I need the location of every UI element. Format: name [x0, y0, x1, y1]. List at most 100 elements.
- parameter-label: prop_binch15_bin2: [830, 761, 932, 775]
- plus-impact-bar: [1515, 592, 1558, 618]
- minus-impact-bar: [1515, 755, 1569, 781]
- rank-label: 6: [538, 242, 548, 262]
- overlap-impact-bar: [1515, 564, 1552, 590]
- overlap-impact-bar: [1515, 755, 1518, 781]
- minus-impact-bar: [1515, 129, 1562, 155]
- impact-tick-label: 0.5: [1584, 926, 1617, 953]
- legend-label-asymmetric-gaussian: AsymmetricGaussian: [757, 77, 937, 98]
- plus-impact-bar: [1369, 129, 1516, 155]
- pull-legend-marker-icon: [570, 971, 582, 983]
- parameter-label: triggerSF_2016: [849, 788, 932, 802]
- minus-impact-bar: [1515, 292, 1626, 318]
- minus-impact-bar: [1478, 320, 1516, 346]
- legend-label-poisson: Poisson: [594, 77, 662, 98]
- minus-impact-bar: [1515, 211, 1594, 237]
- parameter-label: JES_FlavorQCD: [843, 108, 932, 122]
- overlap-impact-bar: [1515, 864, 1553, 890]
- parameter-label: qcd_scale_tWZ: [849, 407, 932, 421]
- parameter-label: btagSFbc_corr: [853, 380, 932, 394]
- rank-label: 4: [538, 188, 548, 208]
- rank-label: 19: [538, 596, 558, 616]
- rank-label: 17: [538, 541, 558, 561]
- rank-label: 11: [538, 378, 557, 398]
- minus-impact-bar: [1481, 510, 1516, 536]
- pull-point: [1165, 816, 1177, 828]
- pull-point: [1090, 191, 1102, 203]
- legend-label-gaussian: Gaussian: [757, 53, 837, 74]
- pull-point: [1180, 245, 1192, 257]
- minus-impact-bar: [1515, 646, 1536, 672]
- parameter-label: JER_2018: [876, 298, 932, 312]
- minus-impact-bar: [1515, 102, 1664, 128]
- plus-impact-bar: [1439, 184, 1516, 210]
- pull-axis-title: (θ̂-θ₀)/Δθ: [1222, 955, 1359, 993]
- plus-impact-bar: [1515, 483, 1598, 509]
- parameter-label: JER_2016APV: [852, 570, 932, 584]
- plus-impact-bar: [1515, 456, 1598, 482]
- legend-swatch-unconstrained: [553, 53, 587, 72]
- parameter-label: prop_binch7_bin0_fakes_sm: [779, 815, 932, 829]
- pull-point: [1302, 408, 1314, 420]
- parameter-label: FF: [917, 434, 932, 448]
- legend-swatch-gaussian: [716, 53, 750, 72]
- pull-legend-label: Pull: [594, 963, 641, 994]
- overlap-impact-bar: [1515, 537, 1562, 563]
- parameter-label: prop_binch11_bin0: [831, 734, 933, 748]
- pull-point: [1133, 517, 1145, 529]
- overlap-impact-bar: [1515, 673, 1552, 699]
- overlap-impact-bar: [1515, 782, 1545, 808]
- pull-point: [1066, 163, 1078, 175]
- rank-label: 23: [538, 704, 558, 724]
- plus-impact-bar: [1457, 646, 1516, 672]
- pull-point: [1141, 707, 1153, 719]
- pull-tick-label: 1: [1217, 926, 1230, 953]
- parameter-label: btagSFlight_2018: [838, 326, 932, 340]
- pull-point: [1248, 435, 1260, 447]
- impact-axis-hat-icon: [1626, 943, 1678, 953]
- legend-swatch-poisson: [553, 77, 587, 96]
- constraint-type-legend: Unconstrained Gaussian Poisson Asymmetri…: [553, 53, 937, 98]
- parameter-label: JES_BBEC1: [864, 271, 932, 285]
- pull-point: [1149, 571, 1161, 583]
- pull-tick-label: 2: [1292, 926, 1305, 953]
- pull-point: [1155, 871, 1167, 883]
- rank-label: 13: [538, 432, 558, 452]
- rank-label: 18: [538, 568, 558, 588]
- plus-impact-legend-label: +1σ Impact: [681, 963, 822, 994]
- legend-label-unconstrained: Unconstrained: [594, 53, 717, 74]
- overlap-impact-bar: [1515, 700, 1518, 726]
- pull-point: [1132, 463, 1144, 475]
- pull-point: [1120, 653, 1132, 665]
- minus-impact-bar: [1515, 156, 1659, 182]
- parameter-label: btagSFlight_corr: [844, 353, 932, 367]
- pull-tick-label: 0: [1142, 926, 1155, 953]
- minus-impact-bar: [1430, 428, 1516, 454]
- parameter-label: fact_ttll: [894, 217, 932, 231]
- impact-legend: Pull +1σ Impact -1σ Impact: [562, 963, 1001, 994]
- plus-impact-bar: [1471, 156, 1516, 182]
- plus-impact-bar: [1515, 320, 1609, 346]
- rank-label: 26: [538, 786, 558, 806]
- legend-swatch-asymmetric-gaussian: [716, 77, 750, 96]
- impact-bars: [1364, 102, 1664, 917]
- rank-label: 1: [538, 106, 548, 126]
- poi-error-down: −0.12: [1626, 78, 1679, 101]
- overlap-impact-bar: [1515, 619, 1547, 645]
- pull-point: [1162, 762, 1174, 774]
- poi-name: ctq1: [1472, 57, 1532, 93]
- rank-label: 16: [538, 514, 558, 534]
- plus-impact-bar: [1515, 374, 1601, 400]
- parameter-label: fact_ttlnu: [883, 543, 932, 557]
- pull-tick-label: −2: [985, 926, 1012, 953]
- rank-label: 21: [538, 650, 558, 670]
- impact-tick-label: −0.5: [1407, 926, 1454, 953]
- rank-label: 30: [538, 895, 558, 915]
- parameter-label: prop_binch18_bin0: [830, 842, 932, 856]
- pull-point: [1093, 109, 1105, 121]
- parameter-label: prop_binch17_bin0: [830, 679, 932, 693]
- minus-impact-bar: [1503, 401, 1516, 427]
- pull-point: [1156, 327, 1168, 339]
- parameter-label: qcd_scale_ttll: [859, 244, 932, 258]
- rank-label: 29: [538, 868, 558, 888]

==*==

Reproduce the records word for word, from their first line through the line containing "- parameter-label: btagSFbc_corr: [853, 380, 932, 394]", with both of those lines included.

I need the location of every UI element. Format: name [x0, y0, x1, y1]. List at most 100 elements.
- parameter-label: prop_binch15_bin2: [830, 761, 932, 775]
- plus-impact-bar: [1515, 592, 1558, 618]
- minus-impact-bar: [1515, 755, 1569, 781]
- rank-label: 6: [538, 242, 548, 262]
- overlap-impact-bar: [1515, 564, 1552, 590]
- overlap-impact-bar: [1515, 755, 1518, 781]
- minus-impact-bar: [1515, 129, 1562, 155]
- impact-tick-label: 0.5: [1584, 926, 1617, 953]
- legend-label-asymmetric-gaussian: AsymmetricGaussian: [757, 77, 937, 98]
- plus-impact-bar: [1369, 129, 1516, 155]
- pull-legend-marker-icon: [570, 971, 582, 983]
- parameter-label: triggerSF_2016: [849, 788, 932, 802]
- minus-impact-bar: [1515, 292, 1626, 318]
- minus-impact-bar: [1478, 320, 1516, 346]
- legend-label-poisson: Poisson: [594, 77, 662, 98]
- minus-impact-bar: [1515, 211, 1594, 237]
- parameter-label: JES_FlavorQCD: [843, 108, 932, 122]
- overlap-impact-bar: [1515, 864, 1553, 890]
- parameter-label: qcd_scale_tWZ: [849, 407, 932, 421]
- parameter-label: btagSFbc_corr: [853, 380, 932, 394]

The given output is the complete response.